─── Given records

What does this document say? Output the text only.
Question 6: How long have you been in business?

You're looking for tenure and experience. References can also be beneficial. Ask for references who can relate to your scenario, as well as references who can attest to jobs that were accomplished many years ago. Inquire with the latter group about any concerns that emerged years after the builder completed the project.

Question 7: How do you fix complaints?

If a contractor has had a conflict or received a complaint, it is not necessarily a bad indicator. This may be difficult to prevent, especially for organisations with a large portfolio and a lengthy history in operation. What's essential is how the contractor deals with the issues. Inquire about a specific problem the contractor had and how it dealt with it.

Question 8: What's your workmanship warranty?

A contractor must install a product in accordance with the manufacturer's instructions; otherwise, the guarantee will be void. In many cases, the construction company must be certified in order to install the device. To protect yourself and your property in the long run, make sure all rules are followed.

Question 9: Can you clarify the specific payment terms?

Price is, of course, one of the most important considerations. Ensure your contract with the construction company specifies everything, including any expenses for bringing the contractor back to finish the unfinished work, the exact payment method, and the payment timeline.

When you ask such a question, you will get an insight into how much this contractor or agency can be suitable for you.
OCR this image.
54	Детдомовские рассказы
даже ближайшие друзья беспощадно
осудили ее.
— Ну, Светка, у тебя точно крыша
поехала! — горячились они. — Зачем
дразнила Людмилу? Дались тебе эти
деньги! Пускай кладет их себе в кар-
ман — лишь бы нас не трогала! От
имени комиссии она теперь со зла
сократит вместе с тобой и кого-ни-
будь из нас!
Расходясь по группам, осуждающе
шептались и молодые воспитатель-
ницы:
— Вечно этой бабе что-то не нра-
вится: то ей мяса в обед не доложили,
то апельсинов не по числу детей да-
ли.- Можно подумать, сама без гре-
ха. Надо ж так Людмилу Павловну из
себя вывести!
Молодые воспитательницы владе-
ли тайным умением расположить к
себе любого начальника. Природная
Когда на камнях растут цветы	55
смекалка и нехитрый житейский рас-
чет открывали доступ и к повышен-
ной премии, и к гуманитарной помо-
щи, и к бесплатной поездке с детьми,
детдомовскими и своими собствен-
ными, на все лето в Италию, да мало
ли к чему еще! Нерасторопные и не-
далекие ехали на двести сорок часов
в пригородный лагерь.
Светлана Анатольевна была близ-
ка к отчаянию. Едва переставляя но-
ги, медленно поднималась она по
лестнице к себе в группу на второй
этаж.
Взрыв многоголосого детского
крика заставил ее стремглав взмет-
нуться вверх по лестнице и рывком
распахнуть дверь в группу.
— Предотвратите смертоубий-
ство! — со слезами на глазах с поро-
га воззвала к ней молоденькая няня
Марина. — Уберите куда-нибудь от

──────

**Problem details**
Identify each line in the entries with the word "payment" and copy it.

**Problem solution**
Question 9: Can you clarify the specific payment terms?
Price is, of course, one of the most important considerations. Ensure your contract with the construction company specifies everything, including any expenses for bringing the contractor back to finish the unfinished work, the exact payment method, and the payment timeline.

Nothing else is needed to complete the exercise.